BEGIN Task inputs

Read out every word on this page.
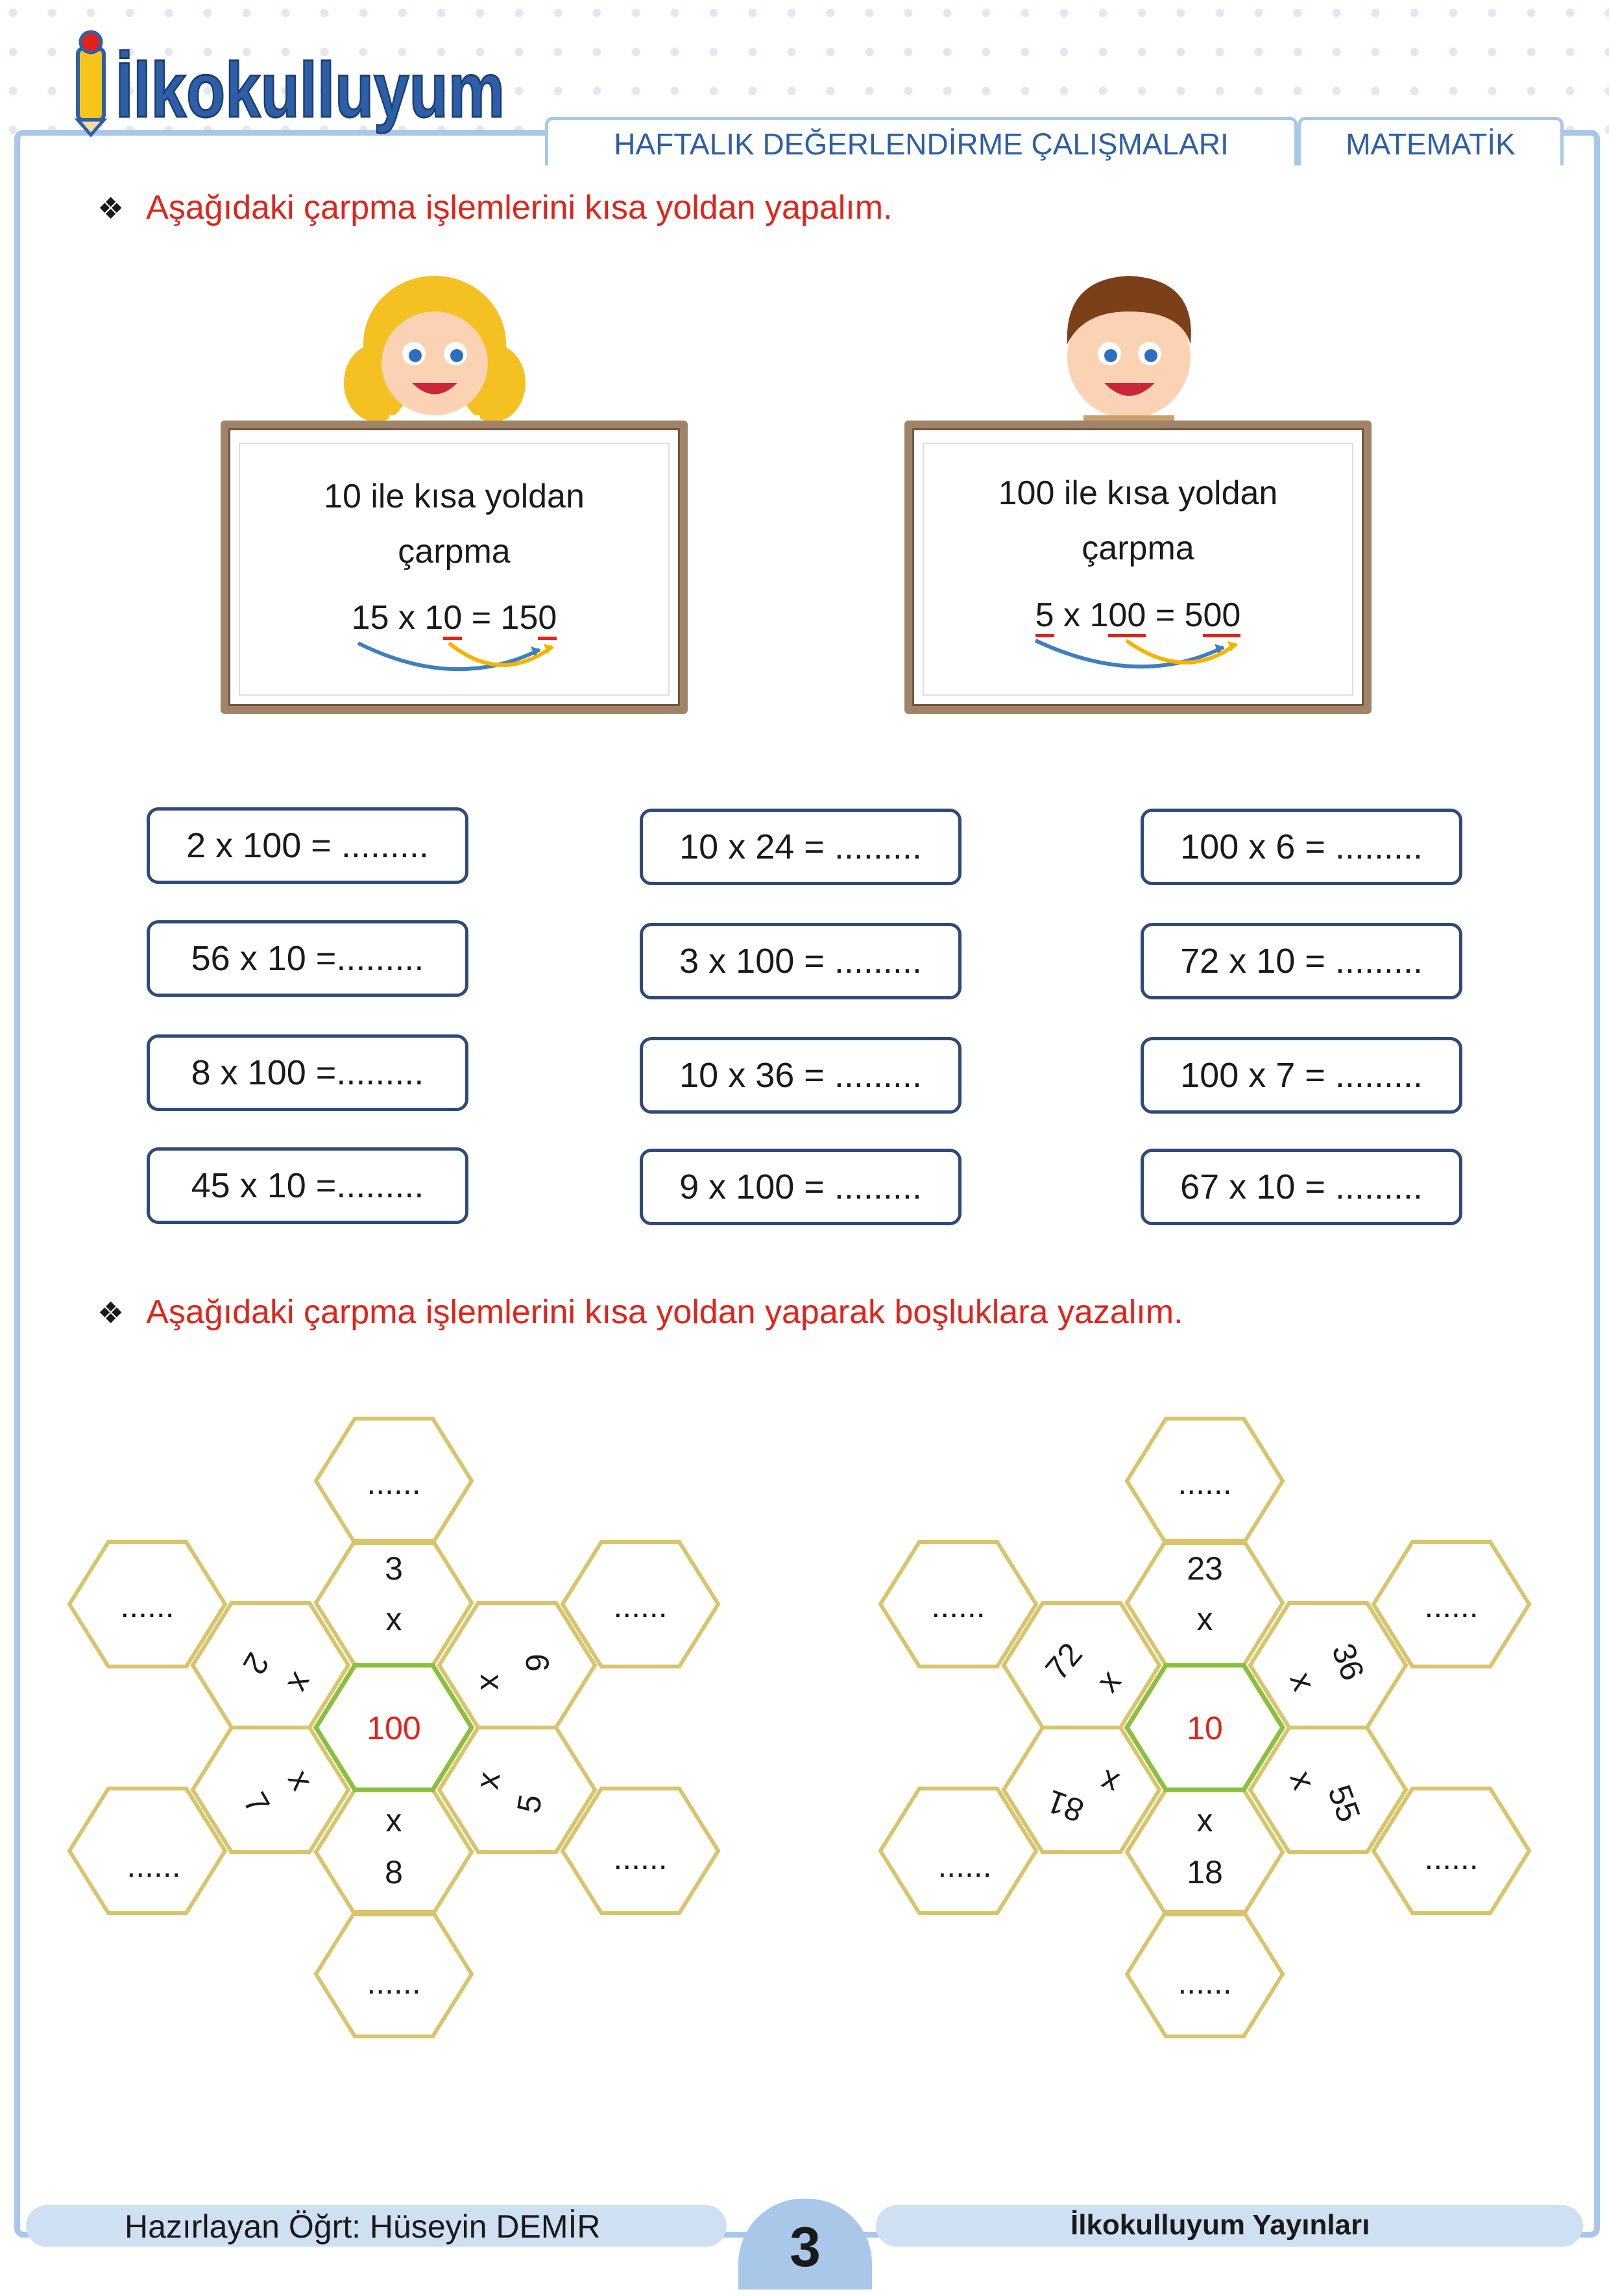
İlkokulluyum
HAFTALIK DEĞERLENDİRME ÇALIŞMALARI	MATEMATİK
❖ Aşağıdaki çarpma işlemlerini kısa yoldan yapalım.
10 ile kısa yoldan
çarpma
15 x 10 = 150
100 ile kısa yoldan
çarpma
5 x 100 = 500
2 x 100 = .........	10 x 24 = .........	100 x 6 = .........
56 x 10 =.........	3 x 100 = .........	72 x 10 = .........
8 x 100 =.........	10 x 36 = .........	100 x 7 = .........
45 x 10 =.........	9 x 100 = .........	67 x 10 = .........
❖ Aşağıdaki çarpma işlemlerini kısa yoldan yaparak boşluklara yazalım.
100
3
x
x
8
2
x
6
x
7
x
5
x
......
......	......
......	......
......
10
23
x
x
18
72 x	36
x
81
x	55
x
......
......	......
......	......
......
Hazırlayan Öğrt: Hüseyin DEMİR	3	İlkokulluyum Yayınları
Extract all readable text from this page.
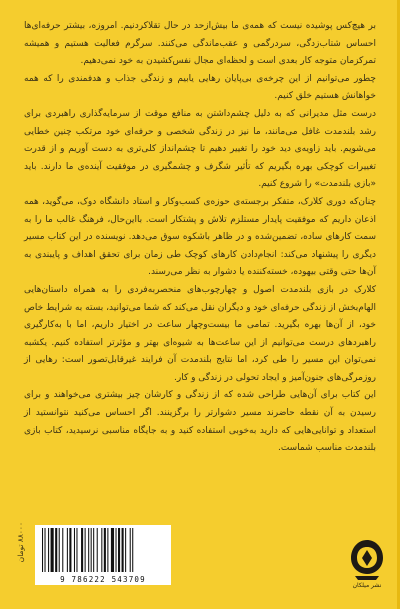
بر هیچ‌کس پوشیده نیست که همه‌ی ما بیش‌از‌حد در حال تقلاکردنیم. امروزه، بیشتر حرفه‌ای‌ها احساس شتاب‌زدگی، سردرگمی و عقب‌ماندگی می‌کنند. سرگرم فعالیت هستیم و همیشه تمرکزمان متوجه کار بعدی است و لحظه‌ای مجال نفس‌کشیدن به خود نمی‌دهیم.

چطور می‌توانیم از این چرخه‌ی بی‌پایان رهایی یابیم و زندگی جذاب و هدفمندی را که همه خواهانش هستیم خلق کنیم.

درست مثل مدیرانی که به دلیل چشم‌داشتن به منافع موقت از سرمایه‌گذاری راهبردی برای رشد بلندمدت غافل می‌مانند، ما نیز در زندگی شخصی و حرفه‌ای خود مرتکب چنین خطایی می‌شویم. باید زاویه‌ی دید خود را تغییر دهیم تا چشم‌انداز کلی‌تری به دست آوریم و از قدرت تغییرات کوچکی بهره بگیریم که تأثیر شگرف و چشمگیری در موفقیت آینده‌ی ما دارند. باید «بازی بلندمدت» را شروع کنیم.

چنان‌که دوری کلارک، متفکر برجسته‌ی حوزه‌ی کسب‌وکار و استاد دانشگاه دوک، می‌گوید، همه اذعان داریم که موفقیت پایدار مستلزم تلاش و پشتکار است. بااین‌حال، فرهنگ غالب ما را به سمت کارهای ساده، تضمین‌شده و در ظاهر باشکوه سوق می‌دهد. نویسنده در این کتاب مسیر دیگری را پیشنهاد می‌کند: انجام‌دادن کارهای کوچک طی زمان برای تحقق اهداف و پایبندی به آن‌ها حتی وقتی بیهوده، خسته‌کننده یا دشوار به نظر می‌رسند.

کلارک در بازی بلندمدت اصول و چهارچوب‌های منحصربه‌فردی را به همراه داستان‌هایی الهام‌بخش از زندگی حرفه‌ای خود و دیگران نقل می‌کند که شما می‌توانید، بسته به شرایط خاص خود، از آن‌ها بهره بگیرید. تمامی ما بیست‌وچهار ساعت در اختیار داریم، اما با به‌کارگیری راهبردهای درست می‌توانیم از این ساعت‌ها به شیوه‌ای بهتر و مؤثرتر استفاده کنیم. یکشبه نمی‌توان این مسیر را طی کرد، اما نتایج بلندمدت آن فرایند غیرقابل‌تصور است: رهایی از روزمرگی‌های جنون‌آمیز و ایجاد تحولی در زندگی و کار.

این کتاب برای آن‌هایی طراحی شده که از زندگی و کارشان چیز بیشتری می‌خواهند و برای رسیدن به آن نقطه حاضرند مسیر دشوارتر را برگزینند. اگر احساس می‌کنید نتوانستید از استعداد و توانایی‌هایی که دارید به‌خوبی استفاده کنید و به جایگاه مناسبی نرسیدید، کتاب بازی بلندمدت مناسب شماست.

۸۸۰۰۰ تومان
9 786222 543709
نشر میلکان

END Task inputs

- [Given instruction] Copy out all the data exactly; skip the pictures.

- [Finished answer]
Read out every word on this page.
İlkokulluyum
HAFTALIK DEĞERLENDİRME ÇALIŞMALARI	MATEMATİK
❖ Aşağıdaki çarpma işlemlerini kısa yoldan yapalım.
10 ile kısa yoldan
çarpma
15 x 10 = 150
100 ile kısa yoldan
çarpma
5 x 100 = 500
2 x 100 = .........	10 x 24 = .........	100 x 6 = .........
56 x 10 =.........	3 x 100 = .........	72 x 10 = .........
8 x 100 =.........	10 x 36 = .........	100 x 7 = .........
45 x 10 =.........	9 x 100 = .........	67 x 10 = .........
❖ Aşağıdaki çarpma işlemlerini kısa yoldan yaparak boşluklara yazalım.
100
3
x
x
8
2
x
6
x
7
x
5
x
......
......	......
......	......
......
10
23
x
x
18
72 x	36
x
81
x	55
x
......
......	......
......	......
......
Hazırlayan Öğrt: Hüseyin DEMİR	3	İlkokulluyum Yayınları
Extract all readable text from this page.
بر هیچ‌کس پوشیده نیست که همه‌ی ما بیش‌از‌حد در حال تقلاکردنیم. امروزه، بیشتر حرفه‌ای‌ها احساس شتاب‌زدگی، سردرگمی و عقب‌ماندگی می‌کنند. سرگرم فعالیت هستیم و همیشه تمرکزمان متوجه کار بعدی است و لحظه‌ای مجال نفس‌کشیدن به خود نمی‌دهیم.

چطور می‌توانیم از این چرخه‌ی بی‌پایان رهایی یابیم و زندگی جذاب و هدفمندی را که همه خواهانش هستیم خلق کنیم.

درست مثل مدیرانی که به دلیل چشم‌داشتن به منافع موقت از سرمایه‌گذاری راهبردی برای رشد بلندمدت غافل می‌مانند، ما نیز در زندگی شخصی و حرفه‌ای خود مرتکب چنین خطایی می‌شویم. باید زاویه‌ی دید خود را تغییر دهیم تا چشم‌انداز کلی‌تری به دست آوریم و از قدرت تغییرات کوچکی بهره بگیریم که تأثیر شگرف و چشمگیری در موفقیت آینده‌ی ما دارند. باید «بازی بلندمدت» را شروع کنیم.

چنان‌که دوری کلارک، متفکر برجسته‌ی حوزه‌ی کسب‌وکار و استاد دانشگاه دوک، می‌گوید، همه اذعان داریم که موفقیت پایدار مستلزم تلاش و پشتکار است. بااین‌حال، فرهنگ غالب ما را به سمت کارهای ساده، تضمین‌شده و در ظاهر باشکوه سوق می‌دهد. نویسنده در این کتاب مسیر دیگری را پیشنهاد می‌کند: انجام‌دادن کارهای کوچک طی زمان برای تحقق اهداف و پایبندی به آن‌ها حتی وقتی بیهوده، خسته‌کننده یا دشوار به نظر می‌رسند.

کلارک در بازی بلندمدت اصول و چهارچوب‌های منحصربه‌فردی را به همراه داستان‌هایی الهام‌بخش از زندگی حرفه‌ای خود و دیگران نقل می‌کند که شما می‌توانید، بسته به شرایط خاص خود، از آن‌ها بهره بگیرید. تمامی ما بیست‌وچهار ساعت در اختیار داریم، اما با به‌کارگیری راهبردهای درست می‌توانیم از این ساعت‌ها به شیوه‌ای بهتر و مؤثرتر استفاده کنیم. یکشبه نمی‌توان این مسیر را طی کرد، اما نتایج بلندمدت آن فرایند غیرقابل‌تصور است: رهایی از روزمرگی‌های جنون‌آمیز و ایجاد تحولی در زندگی و کار.

این کتاب برای آن‌هایی طراحی شده که از زندگی و کارشان چیز بیشتری می‌خواهند و برای رسیدن به آن نقطه حاضرند مسیر دشوارتر را برگزینند. اگر احساس می‌کنید نتوانستید از استعداد و توانایی‌هایی که دارید به‌خوبی استفاده کنید و به جایگاه مناسبی نرسیدید، کتاب بازی بلندمدت مناسب شماست.

۸۸۰۰۰ تومان
9 786222 543709
نشر میلکان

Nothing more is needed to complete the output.